• [WHAT THE TASK ASKS]:
Copy out each line of the data that holds the word "icon".
— Start ENTRIES SHOWN —
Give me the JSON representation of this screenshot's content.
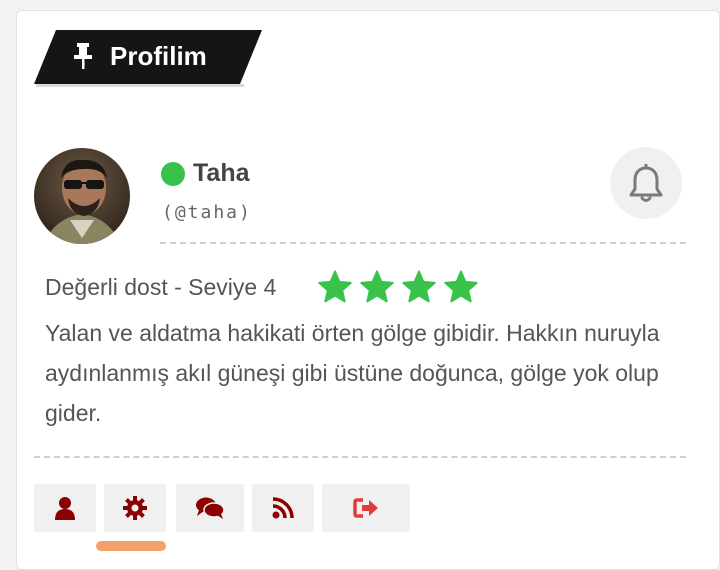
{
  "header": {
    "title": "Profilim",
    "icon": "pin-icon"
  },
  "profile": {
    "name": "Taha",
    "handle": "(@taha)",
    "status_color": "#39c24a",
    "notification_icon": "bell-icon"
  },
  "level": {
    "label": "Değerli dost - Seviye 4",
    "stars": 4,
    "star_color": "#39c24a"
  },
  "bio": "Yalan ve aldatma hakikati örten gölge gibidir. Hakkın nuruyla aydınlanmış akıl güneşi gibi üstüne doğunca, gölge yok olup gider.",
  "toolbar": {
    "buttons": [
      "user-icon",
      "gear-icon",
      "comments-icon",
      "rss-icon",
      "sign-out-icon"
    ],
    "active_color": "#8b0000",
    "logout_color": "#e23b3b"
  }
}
— End ENTRIES SHOWN —
• [RESPONSE TO THIS TASK]:
    "icon": "pin-icon"
    "notification_icon": "bell-icon"
      "user-icon",
      "gear-icon",
      "comments-icon",
      "rss-icon",
      "sign-out-icon"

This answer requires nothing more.